Obiettivo:
Nel brano sulla pandemia, perché non si deve temere di farsi aiutare nell'affrontare paure e rabbie? Spiegalo in una o due frasi.

PERSONA/COMUNITA’. Siamo messi alla prova personalmente, nella salute, nel senso di sicurezza, perfino nelle nostre abitudini più semplici e nella manifestazione dei nostri affetti. Anche per i problemi del distanziamento e dell’isolamento, tocchiamo con mano quanto sia determinante la responsabilità personale nella vita di tutti i giorni, nel lavoro come nei rapporti comunitari; proprio di fronte ai rischi per la salute cogliamo il valore della comunità: “nessuno si salva da solo”. E proprio la cura reciproca (“io proteggo te e tu proteggi me”) ci fa sperimentare anche la bellezza di essere comunità e quanto sia preziosa la solidarietà sociale. Domanda: quale esperienza di comunità ho fatto in questo periodo? Mi sono reso conto di quanto l’idea di bastare a noi stessi sia una illusione pericolosa?
PAURA/FRATERNITA’. Alzi la mano che non si è spaventato o non è preoccupato! Dobbiamo fare i conti con le nostre paure e rabbie, dare ad esse lo spazio necessario, lavorarci sopra con pazienza, evitando che prendano il controllo della nostra mente e del nostro cuore. Senza timore di farci aiutare: non siamo Dio, abbiamo limiti. L’esperienza della vicinanza “a distanza”, dell’amicizia, del dialogo, dell’aiuto sono espressioni concrete della fraternità, che si nutre della fiducia nel Signore. Proprio la consapevolezza delle nostre fragilità può aiutarci a riscoprire una vita spirituale più profonda ed una apertura più serena verso i nostri fratelli. Domanda: in questi mesi di pandemia la fede e l’appartenenza alla comunità ci hanno aiutato ad una miglior coscienza di noi stessi e ad una più fraterna relazione con gli altri e con la natura?

Righe fornite:

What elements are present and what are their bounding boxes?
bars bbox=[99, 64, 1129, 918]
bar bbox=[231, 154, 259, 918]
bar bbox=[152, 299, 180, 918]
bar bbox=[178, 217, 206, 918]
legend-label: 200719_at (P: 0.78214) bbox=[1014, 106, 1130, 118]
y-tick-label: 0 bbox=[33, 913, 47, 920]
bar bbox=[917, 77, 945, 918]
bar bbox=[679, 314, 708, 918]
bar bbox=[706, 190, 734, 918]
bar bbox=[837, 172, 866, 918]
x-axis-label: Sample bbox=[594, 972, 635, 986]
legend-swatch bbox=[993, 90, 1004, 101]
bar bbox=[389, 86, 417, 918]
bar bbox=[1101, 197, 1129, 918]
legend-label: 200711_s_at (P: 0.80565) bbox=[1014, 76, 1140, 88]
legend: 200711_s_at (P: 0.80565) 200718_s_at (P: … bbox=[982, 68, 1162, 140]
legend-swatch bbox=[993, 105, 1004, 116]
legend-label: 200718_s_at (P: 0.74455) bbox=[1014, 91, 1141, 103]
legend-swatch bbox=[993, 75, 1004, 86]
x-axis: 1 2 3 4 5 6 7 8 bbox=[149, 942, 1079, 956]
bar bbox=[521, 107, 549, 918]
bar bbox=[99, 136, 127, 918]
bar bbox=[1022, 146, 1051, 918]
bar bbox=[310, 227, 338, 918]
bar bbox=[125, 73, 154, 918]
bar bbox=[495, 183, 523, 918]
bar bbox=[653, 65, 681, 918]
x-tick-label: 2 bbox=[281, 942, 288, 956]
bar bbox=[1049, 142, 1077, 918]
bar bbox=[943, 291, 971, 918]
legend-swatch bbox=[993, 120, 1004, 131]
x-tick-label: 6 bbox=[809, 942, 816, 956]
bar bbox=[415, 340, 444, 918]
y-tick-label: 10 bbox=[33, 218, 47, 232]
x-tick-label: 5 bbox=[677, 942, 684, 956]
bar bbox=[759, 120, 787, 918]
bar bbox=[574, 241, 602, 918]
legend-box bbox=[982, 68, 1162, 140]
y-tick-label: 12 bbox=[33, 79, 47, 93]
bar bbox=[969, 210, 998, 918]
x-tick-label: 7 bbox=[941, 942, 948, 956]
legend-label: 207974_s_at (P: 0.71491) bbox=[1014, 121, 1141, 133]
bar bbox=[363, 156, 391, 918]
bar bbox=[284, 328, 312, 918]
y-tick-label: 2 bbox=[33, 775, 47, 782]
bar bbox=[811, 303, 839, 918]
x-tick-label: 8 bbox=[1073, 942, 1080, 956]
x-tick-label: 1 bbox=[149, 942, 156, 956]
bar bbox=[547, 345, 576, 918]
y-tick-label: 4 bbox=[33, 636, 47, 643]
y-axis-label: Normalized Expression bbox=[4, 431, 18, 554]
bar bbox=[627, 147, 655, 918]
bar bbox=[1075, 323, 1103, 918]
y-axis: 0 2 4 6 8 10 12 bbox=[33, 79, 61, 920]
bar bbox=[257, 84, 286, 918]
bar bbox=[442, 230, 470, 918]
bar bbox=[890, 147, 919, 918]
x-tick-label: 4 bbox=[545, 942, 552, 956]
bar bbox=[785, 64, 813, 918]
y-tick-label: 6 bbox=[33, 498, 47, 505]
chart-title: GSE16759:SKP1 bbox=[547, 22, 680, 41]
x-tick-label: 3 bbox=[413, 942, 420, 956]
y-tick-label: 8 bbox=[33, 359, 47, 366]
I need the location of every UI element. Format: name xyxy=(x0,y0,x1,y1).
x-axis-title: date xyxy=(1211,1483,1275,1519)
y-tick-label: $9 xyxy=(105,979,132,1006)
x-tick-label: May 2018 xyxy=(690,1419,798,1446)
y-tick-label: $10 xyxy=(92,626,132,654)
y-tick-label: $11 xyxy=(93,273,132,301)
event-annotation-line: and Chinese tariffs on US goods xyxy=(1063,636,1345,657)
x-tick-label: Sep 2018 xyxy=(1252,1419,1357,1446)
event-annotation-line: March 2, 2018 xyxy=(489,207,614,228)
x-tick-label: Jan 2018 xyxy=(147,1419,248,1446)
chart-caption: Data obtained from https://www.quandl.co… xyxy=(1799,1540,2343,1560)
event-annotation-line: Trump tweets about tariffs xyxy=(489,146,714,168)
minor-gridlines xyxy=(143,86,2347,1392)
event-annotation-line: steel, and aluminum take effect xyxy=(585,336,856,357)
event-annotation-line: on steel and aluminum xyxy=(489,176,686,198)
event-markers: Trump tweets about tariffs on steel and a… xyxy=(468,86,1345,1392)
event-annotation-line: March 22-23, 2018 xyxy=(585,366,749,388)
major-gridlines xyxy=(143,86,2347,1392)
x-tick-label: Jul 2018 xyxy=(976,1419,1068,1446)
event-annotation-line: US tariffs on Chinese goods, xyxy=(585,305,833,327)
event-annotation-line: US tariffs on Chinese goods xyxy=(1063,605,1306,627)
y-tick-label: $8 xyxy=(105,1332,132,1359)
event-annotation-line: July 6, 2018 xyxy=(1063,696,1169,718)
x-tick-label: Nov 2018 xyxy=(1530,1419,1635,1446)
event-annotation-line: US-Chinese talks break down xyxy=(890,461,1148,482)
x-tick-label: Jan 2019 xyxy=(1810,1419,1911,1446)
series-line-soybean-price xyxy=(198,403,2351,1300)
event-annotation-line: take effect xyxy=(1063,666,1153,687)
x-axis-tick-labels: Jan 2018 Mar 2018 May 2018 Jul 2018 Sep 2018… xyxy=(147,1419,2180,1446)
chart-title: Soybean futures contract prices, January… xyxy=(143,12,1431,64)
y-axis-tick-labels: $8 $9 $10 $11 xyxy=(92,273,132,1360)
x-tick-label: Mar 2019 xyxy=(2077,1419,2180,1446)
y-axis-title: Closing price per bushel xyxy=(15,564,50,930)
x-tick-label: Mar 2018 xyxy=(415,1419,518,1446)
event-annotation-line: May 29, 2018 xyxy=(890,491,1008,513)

Risultato:
Non si deve temere di farsi aiutare perché non siamo Dio e abbiamo dei limiti.